━━━━━ Source records
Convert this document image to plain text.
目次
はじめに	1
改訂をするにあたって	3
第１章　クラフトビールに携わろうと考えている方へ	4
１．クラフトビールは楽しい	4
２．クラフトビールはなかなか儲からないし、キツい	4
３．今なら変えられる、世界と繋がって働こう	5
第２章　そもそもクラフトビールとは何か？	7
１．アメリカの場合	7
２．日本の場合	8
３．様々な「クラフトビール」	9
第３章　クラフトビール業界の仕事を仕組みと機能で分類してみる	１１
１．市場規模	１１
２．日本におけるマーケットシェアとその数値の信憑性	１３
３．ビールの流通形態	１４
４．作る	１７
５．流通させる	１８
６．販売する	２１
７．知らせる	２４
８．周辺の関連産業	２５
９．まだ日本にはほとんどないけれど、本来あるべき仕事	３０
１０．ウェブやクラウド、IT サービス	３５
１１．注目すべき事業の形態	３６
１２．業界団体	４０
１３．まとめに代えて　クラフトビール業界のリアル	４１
━━━━━━━━━━
> **Task requirements**:
Extract the data exactly as given.

> **The completed task**:
Convert this document image to plain text.
目次
はじめに	1
改訂をするにあたって	3
第１章　クラフトビールに携わろうと考えている方へ	4
１．クラフトビールは楽しい	4
２．クラフトビールはなかなか儲からないし、キツい	4
３．今なら変えられる、世界と繋がって働こう	5
第２章　そもそもクラフトビールとは何か？	7
１．アメリカの場合	7
２．日本の場合	8
３．様々な「クラフトビール」	9
第３章　クラフトビール業界の仕事を仕組みと機能で分類してみる	１１
１．市場規模	１１
２．日本におけるマーケットシェアとその数値の信憑性	１３
３．ビールの流通形態	１４
４．作る	１７
５．流通させる	１８
６．販売する	２１
７．知らせる	２４
８．周辺の関連産業	２５
９．まだ日本にはほとんどないけれど、本来あるべき仕事	３０
１０．ウェブやクラウド、IT サービス	３５
１１．注目すべき事業の形態	３６
１２．業界団体	４０
１３．まとめに代えて　クラフトビール業界のリアル	４１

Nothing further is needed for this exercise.